■ **WHAT THIS TASK INVOLVES**: Update the records by replacing every "Customer status" with "Account status" and keep every other line the same. Omit the pictures from your answer.

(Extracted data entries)
============================================================
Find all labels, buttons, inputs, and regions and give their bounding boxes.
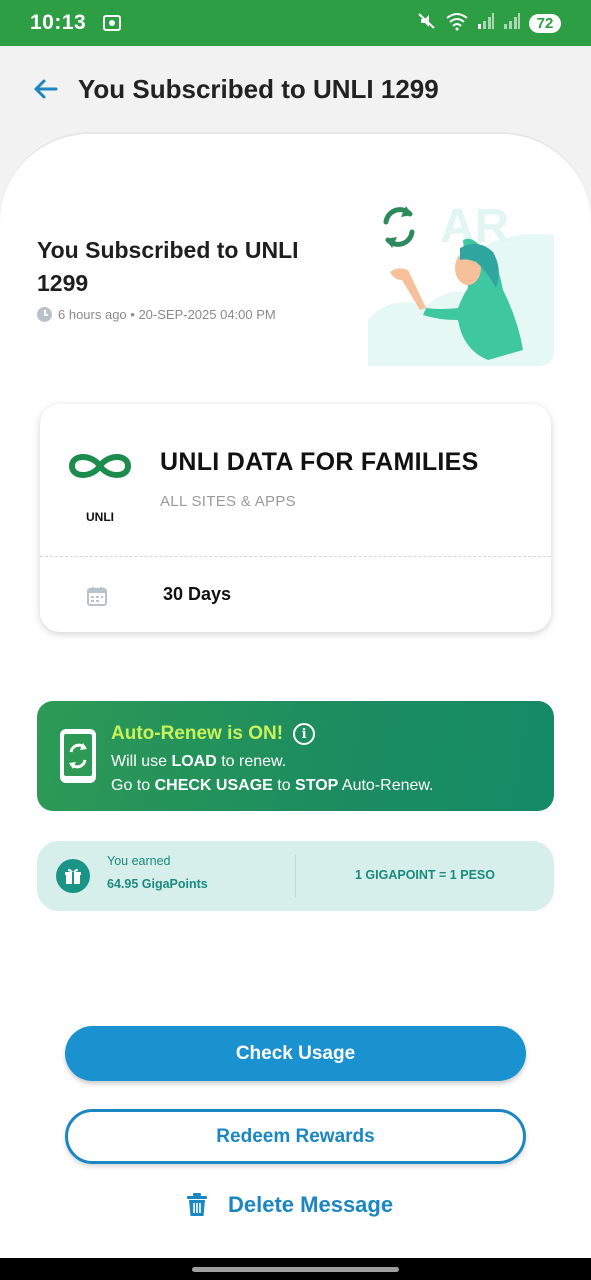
info-icon[interactable]: i [293, 723, 316, 745]
earned-label: You earned [107, 854, 171, 868]
auto-renew-line-2: Go to CHECK USAGE to STOP Auto-Renew. [111, 777, 434, 794]
system-nav-bar [0, 1258, 591, 1280]
refresh-icon [383, 206, 415, 248]
signal-icon [477, 12, 495, 35]
redeem-rewards-button[interactable]: Redeem Rewards [65, 1109, 526, 1164]
plan-card: UNLI UNLI DATA FOR FAMILIES ALL SITES & … [40, 404, 551, 632]
hero-meta: 6 hours ago • 20-SEP-2025 04:00 PM [37, 307, 276, 322]
page-title: You Subscribed to UNLI 1299 [78, 73, 439, 104]
home-gesture-handle[interactable] [192, 1267, 399, 1272]
plan-description: ALL SITES & APPS [160, 493, 296, 510]
back-button[interactable] [30, 74, 60, 104]
auto-renew-title: Auto-Renew is ON! i [111, 723, 316, 745]
calendar-icon [87, 587, 107, 606]
app-header: You Subscribed to UNLI 1299 [0, 46, 591, 132]
auto-renew-banner: Auto-Renew is ON! i Will use LOAD to ren… [37, 701, 554, 811]
infinity-icon [68, 454, 132, 478]
trash-icon [187, 1193, 207, 1216]
battery-indicator: 72 [529, 13, 561, 33]
status-icons: 72 [417, 11, 561, 36]
card-divider [40, 556, 551, 557]
plan-name: UNLI DATA FOR FAMILIES [160, 448, 479, 476]
signal-icon [503, 12, 521, 35]
delete-message-label: Delete Message [228, 1192, 394, 1217]
auto-renew-title-text: Auto-Renew is ON! [111, 723, 284, 744]
points-rate: 1 GIGAPOINT = 1 PESO [355, 868, 495, 882]
hero-illustration: AR [368, 200, 554, 366]
subscription-timestamp: 6 hours ago • 20-SEP-2025 04:00 PM [58, 307, 276, 322]
earned-value: 64.95 GigaPoints [107, 877, 208, 891]
auto-renew-line-1: Will use LOAD to renew. [111, 753, 287, 770]
gigapoints-banner: You earned 64.95 GigaPoints 1 GIGAPOINT … [37, 841, 554, 911]
clock-icon [37, 307, 52, 322]
wifi-icon [445, 11, 469, 36]
gift-icon [56, 859, 90, 893]
hero-title: You Subscribed to UNLI 1299 [37, 237, 299, 296]
unli-logo-label: UNLI [86, 510, 114, 524]
screen-record-icon [102, 13, 122, 33]
check-usage-button[interactable]: Check Usage [65, 1026, 526, 1081]
delete-message-button[interactable]: Delete Message [186, 1192, 393, 1218]
status-bar: 10:13 72 [0, 0, 591, 46]
arrow-left-icon [34, 79, 58, 99]
phone-refresh-icon [60, 729, 96, 783]
plan-validity: 30 Days [163, 584, 232, 604]
mute-icon [417, 11, 437, 36]
status-time: 10:13 [30, 11, 87, 34]
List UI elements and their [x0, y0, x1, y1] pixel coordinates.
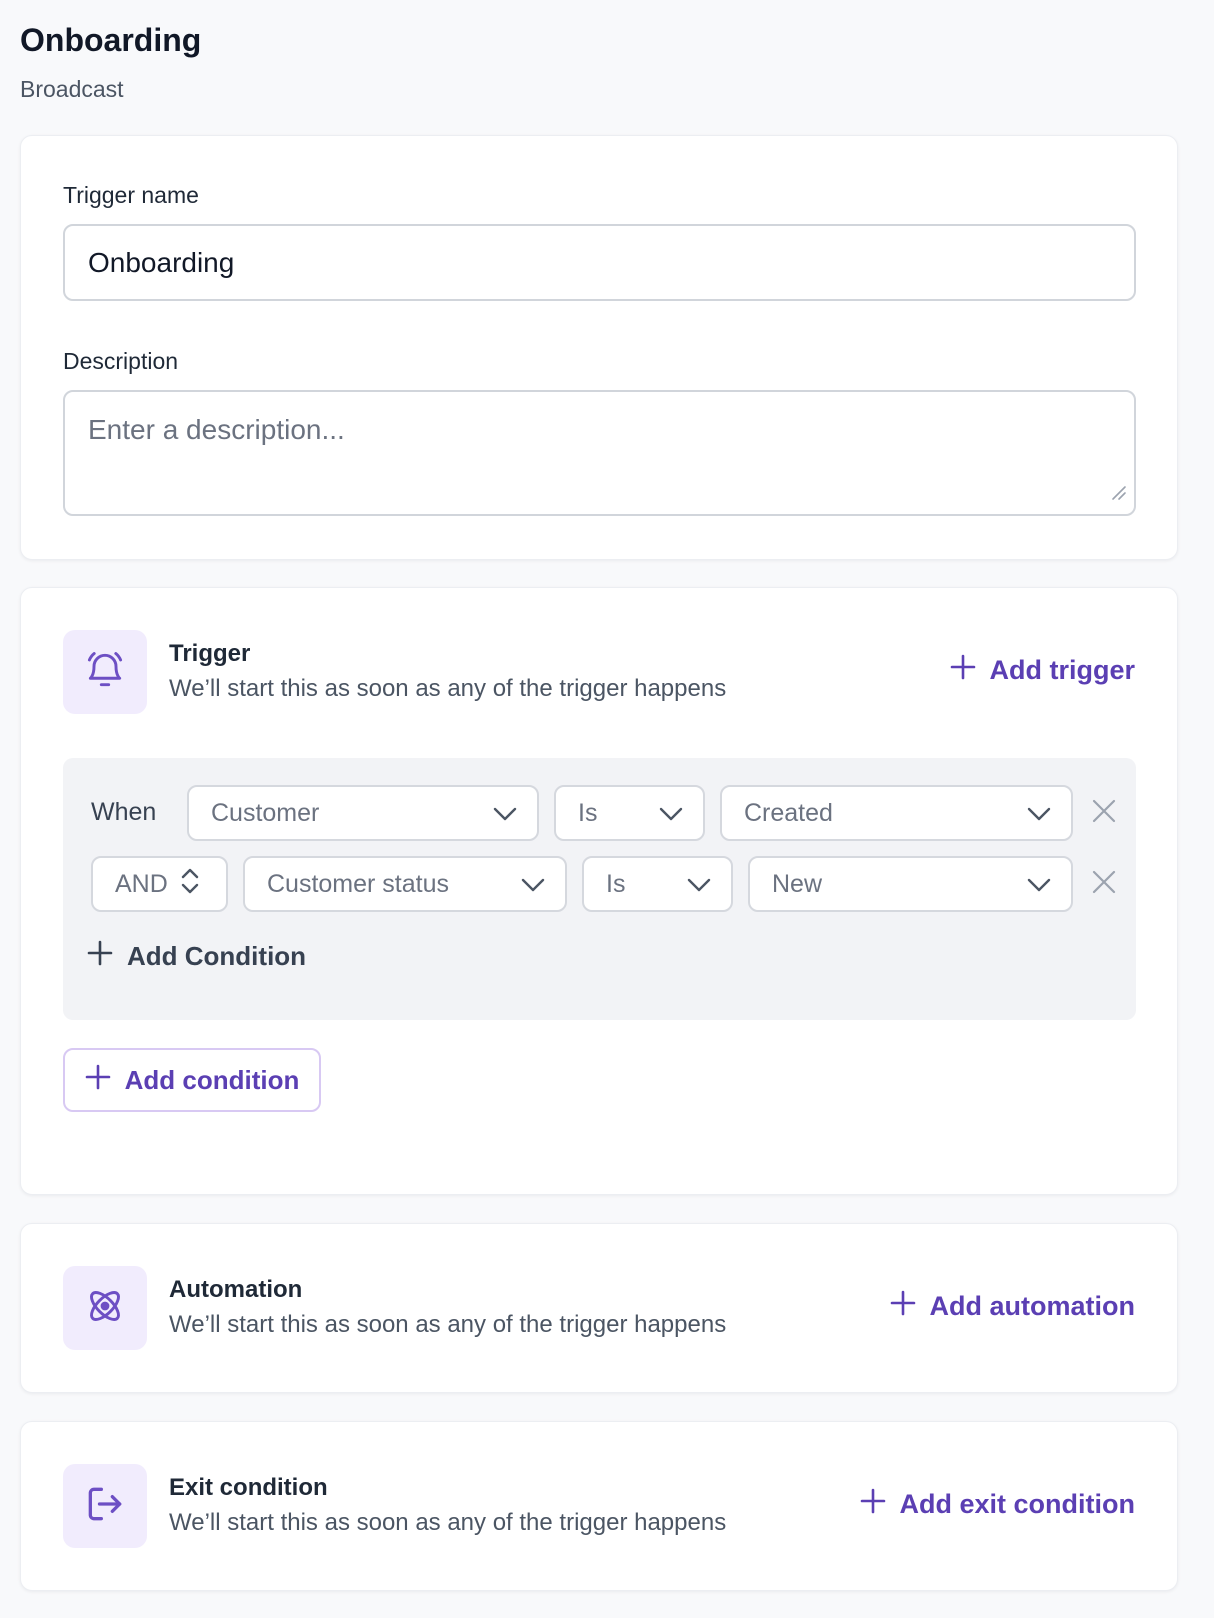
field-select-value: Customer status — [267, 869, 450, 898]
connector-select-value: AND — [115, 869, 168, 898]
when-label: When — [91, 798, 157, 826]
description-label: Description — [63, 348, 179, 374]
trigger-card: Trigger We’ll start this as soon as any … — [20, 587, 1178, 1195]
value-select-1[interactable]: Created — [720, 785, 1073, 841]
chevron-down-icon — [659, 799, 683, 828]
trigger-name-label: Trigger name — [63, 182, 199, 208]
page-title: Onboarding — [20, 22, 202, 58]
page: Onboarding Broadcast Trigger name Descri… — [0, 0, 1214, 1618]
value-select-2-value: New — [772, 869, 823, 898]
plus-icon — [85, 1064, 111, 1097]
bell-icon — [83, 648, 127, 697]
exit-description: We’ll start this as soon as any of the t… — [169, 1509, 727, 1536]
chevron-down-icon — [1027, 870, 1051, 899]
exit-icon-tile — [63, 1464, 147, 1548]
trigger-title: Trigger — [169, 640, 251, 667]
operator-select-2[interactable]: Is — [582, 856, 733, 912]
remove-condition-1-button[interactable] — [1088, 797, 1120, 829]
details-card: Trigger name Description — [20, 135, 1178, 560]
plus-icon — [860, 1488, 886, 1521]
add-condition-inline-label: Add Condition — [127, 941, 307, 971]
operator-select-1[interactable]: Is — [554, 785, 705, 841]
add-condition-inline-button[interactable]: Add Condition — [87, 940, 306, 973]
trigger-description: We’ll start this as soon as any of the t… — [169, 675, 727, 702]
add-trigger-button[interactable]: Add trigger — [950, 654, 1136, 687]
plus-icon — [950, 654, 976, 687]
description-textarea[interactable] — [63, 390, 1136, 516]
chevron-down-icon — [1027, 799, 1051, 828]
add-automation-button[interactable]: Add automation — [890, 1290, 1135, 1323]
close-icon — [1092, 799, 1116, 828]
exit-title: Exit condition — [169, 1474, 328, 1501]
exit-icon — [83, 1482, 127, 1531]
add-condition-label: Add condition — [124, 1064, 300, 1095]
page-subtitle: Broadcast — [20, 76, 124, 102]
add-exit-condition-button[interactable]: Add exit condition — [860, 1488, 1136, 1521]
exit-condition-card: Exit condition We’ll start this as soon … — [20, 1421, 1178, 1591]
resize-grip-icon[interactable] — [1107, 481, 1127, 506]
plus-icon — [87, 940, 113, 973]
close-icon — [1092, 870, 1116, 899]
conditions-panel: When Customer Is Created AND Customer st… — [63, 758, 1136, 1020]
plus-icon — [890, 1290, 916, 1323]
entity-select[interactable]: Customer — [187, 785, 539, 841]
operator-select-1-value: Is — [578, 798, 598, 827]
add-automation-label: Add automation — [929, 1291, 1135, 1321]
chevron-down-icon — [493, 799, 517, 828]
description-wrapper — [21, 390, 1177, 516]
value-select-2[interactable]: New — [748, 856, 1073, 912]
add-exit-condition-label: Add exit condition — [899, 1489, 1136, 1519]
automation-title: Automation — [169, 1276, 303, 1303]
entity-select-value: Customer — [211, 798, 320, 827]
chevron-up-down-icon — [180, 866, 200, 903]
trigger-icon-tile — [63, 630, 147, 714]
trigger-name-input[interactable] — [63, 224, 1136, 301]
automation-card: Automation We’ll start this as soon as a… — [20, 1223, 1178, 1393]
chevron-down-icon — [687, 870, 711, 899]
connector-select[interactable]: AND — [91, 856, 228, 912]
automation-description: We’ll start this as soon as any of the t… — [169, 1311, 727, 1338]
add-trigger-label: Add trigger — [989, 655, 1136, 685]
value-select-1-value: Created — [744, 798, 833, 827]
automation-icon-tile — [63, 1266, 147, 1350]
chevron-down-icon — [521, 870, 545, 899]
field-select[interactable]: Customer status — [243, 856, 567, 912]
atom-icon — [83, 1284, 127, 1333]
operator-select-2-value: Is — [606, 869, 626, 898]
remove-condition-2-button[interactable] — [1088, 868, 1120, 900]
add-condition-button[interactable]: Add condition — [63, 1048, 321, 1112]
============================================================
■ **RIGHT ANSWER**:
Find all labels, buttons, inputs, and regions and give their bounding boxes.
info-icon[interactable]: i [293, 723, 316, 745]
earned-label: You earned [107, 854, 171, 868]
auto-renew-line-2: Go to CHECK USAGE to STOP Auto-Renew. [111, 777, 434, 794]
system-nav-bar [0, 1258, 591, 1280]
refresh-icon [383, 206, 415, 248]
signal-icon [477, 12, 495, 35]
redeem-rewards-button[interactable]: Redeem Rewards [65, 1109, 526, 1164]
plan-card: UNLI UNLI DATA FOR FAMILIES ALL SITES & … [40, 404, 551, 632]
hero-meta: 6 hours ago • 20-SEP-2025 04:00 PM [37, 307, 276, 322]
page-title: You Subscribed to UNLI 1299 [78, 73, 439, 104]
home-gesture-handle[interactable] [192, 1267, 399, 1272]
plan-description: ALL SITES & APPS [160, 493, 296, 510]
back-button[interactable] [30, 74, 60, 104]
auto-renew-title: Auto-Renew is ON! i [111, 723, 316, 745]
calendar-icon [87, 587, 107, 606]
app-header: You Subscribed to UNLI 1299 [0, 46, 591, 132]
auto-renew-banner: Auto-Renew is ON! i Will use LOAD to ren… [37, 701, 554, 811]
infinity-icon [68, 454, 132, 478]
trash-icon [187, 1193, 207, 1216]
battery-indicator: 72 [529, 13, 561, 33]
status-icons: 72 [417, 11, 561, 36]
card-divider [40, 556, 551, 557]
plan-name: UNLI DATA FOR FAMILIES [160, 448, 479, 476]
signal-icon [503, 12, 521, 35]
delete-message-label: Delete Message [228, 1192, 394, 1217]
auto-renew-title-text: Auto-Renew is ON! [111, 723, 284, 744]
points-rate: 1 GIGAPOINT = 1 PESO [355, 868, 495, 882]
hero-illustration: AR [368, 200, 554, 366]
subscription-timestamp: 6 hours ago • 20-SEP-2025 04:00 PM [58, 307, 276, 322]
earned-value: 64.95 GigaPoints [107, 877, 208, 891]
auto-renew-line-1: Will use LOAD to renew. [111, 753, 287, 770]
gigapoints-banner: You earned 64.95 GigaPoints 1 GIGAPOINT … [37, 841, 554, 911]
clock-icon [37, 307, 52, 322]
wifi-icon [445, 11, 469, 36]
gift-icon [56, 859, 90, 893]
hero-title: You Subscribed to UNLI 1299 [37, 237, 299, 296]
unli-logo-label: UNLI [86, 510, 114, 524]
screen-record-icon [102, 13, 122, 33]
check-usage-button[interactable]: Check Usage [65, 1026, 526, 1081]
delete-message-button[interactable]: Delete Message [186, 1192, 393, 1218]
status-bar: 10:13 72 [0, 0, 591, 46]
arrow-left-icon [34, 79, 58, 99]
phone-refresh-icon [60, 729, 96, 783]
plan-validity: 30 Days [163, 584, 232, 604]
mute-icon [417, 11, 437, 36]
status-time: 10:13 [30, 11, 87, 34]
List UI elements and their [x0, y0, x1, y1] pixel coordinates.
field-select-value: Account status — [267, 869, 450, 898]
connector-select-value: AND — [115, 869, 168, 898]
when-label: When — [91, 798, 157, 826]
description-label: Description — [63, 348, 179, 374]
trigger-card: Trigger We’ll start this as soon as any … — [20, 587, 1178, 1195]
value-select-1[interactable]: Created — [720, 785, 1073, 841]
chevron-down-icon — [659, 799, 683, 828]
trigger-name-label: Trigger name — [63, 182, 199, 208]
page-title: Onboarding — [20, 22, 202, 58]
page: Onboarding Broadcast Trigger name Descri… — [0, 0, 1214, 1618]
value-select-2-value: New — [772, 869, 823, 898]
plus-icon — [85, 1064, 111, 1097]
bell-icon — [83, 648, 127, 697]
exit-description: We’ll start this as soon as any of the t… — [169, 1509, 727, 1536]
chevron-down-icon — [1027, 870, 1051, 899]
exit-icon-tile — [63, 1464, 147, 1548]
trigger-title: Trigger — [169, 640, 251, 667]
operator-select-2[interactable]: Is — [582, 856, 733, 912]
remove-condition-1-button[interactable] — [1088, 797, 1120, 829]
details-card: Trigger name Description — [20, 135, 1178, 560]
plus-icon — [860, 1488, 886, 1521]
add-condition-inline-label: Add Condition — [127, 941, 307, 971]
operator-select-1[interactable]: Is — [554, 785, 705, 841]
add-condition-inline-button[interactable]: Add Condition — [87, 940, 306, 973]
trigger-description: We’ll start this as soon as any of the t… — [169, 675, 727, 702]
add-trigger-button[interactable]: Add trigger — [950, 654, 1136, 687]
plus-icon — [950, 654, 976, 687]
description-textarea[interactable] — [63, 390, 1136, 516]
chevron-down-icon — [1027, 799, 1051, 828]
add-automation-button[interactable]: Add automation — [890, 1290, 1135, 1323]
close-icon — [1092, 799, 1116, 828]
exit-title: Exit condition — [169, 1474, 328, 1501]
exit-icon — [83, 1482, 127, 1531]
add-condition-label: Add condition — [124, 1064, 300, 1095]
page-subtitle: Broadcast — [20, 76, 124, 102]
add-exit-condition-button[interactable]: Add exit condition — [860, 1488, 1136, 1521]
exit-condition-card: Exit condition We’ll start this as soon … — [20, 1421, 1178, 1591]
resize-grip-icon[interactable] — [1107, 481, 1127, 506]
plus-icon — [87, 940, 113, 973]
close-icon — [1092, 870, 1116, 899]
conditions-panel: When Customer Is Created AND Customer st… — [63, 758, 1136, 1020]
plus-icon — [890, 1290, 916, 1323]
entity-select[interactable]: Customer — [187, 785, 539, 841]
operator-select-1-value: Is — [578, 798, 598, 827]
add-automation-label: Add automation — [929, 1291, 1135, 1321]
chevron-down-icon — [493, 799, 517, 828]
description-wrapper — [21, 390, 1177, 516]
value-select-2[interactable]: New — [748, 856, 1073, 912]
add-exit-condition-label: Add exit condition — [899, 1489, 1136, 1519]
automation-title: Automation — [169, 1276, 303, 1303]
entity-select-value: Customer — [211, 798, 320, 827]
chevron-up-down-icon — [180, 866, 200, 903]
trigger-icon-tile — [63, 630, 147, 714]
trigger-name-input[interactable] — [63, 224, 1136, 301]
automation-card: Automation We’ll start this as soon as a… — [20, 1223, 1178, 1393]
chevron-down-icon — [687, 870, 711, 899]
connector-select[interactable]: AND — [91, 856, 228, 912]
automation-description: We’ll start this as soon as any of the t… — [169, 1311, 727, 1338]
add-trigger-label: Add trigger — [989, 655, 1136, 685]
value-select-1-value: Created — [744, 798, 833, 827]
automation-icon-tile — [63, 1266, 147, 1350]
chevron-down-icon — [521, 870, 545, 899]
field-select[interactable]: Account status — [243, 856, 567, 912]
atom-icon — [83, 1284, 127, 1333]
operator-select-2-value: Is — [606, 869, 626, 898]
remove-condition-2-button[interactable] — [1088, 868, 1120, 900]
add-condition-button[interactable]: Add condition — [63, 1048, 321, 1112]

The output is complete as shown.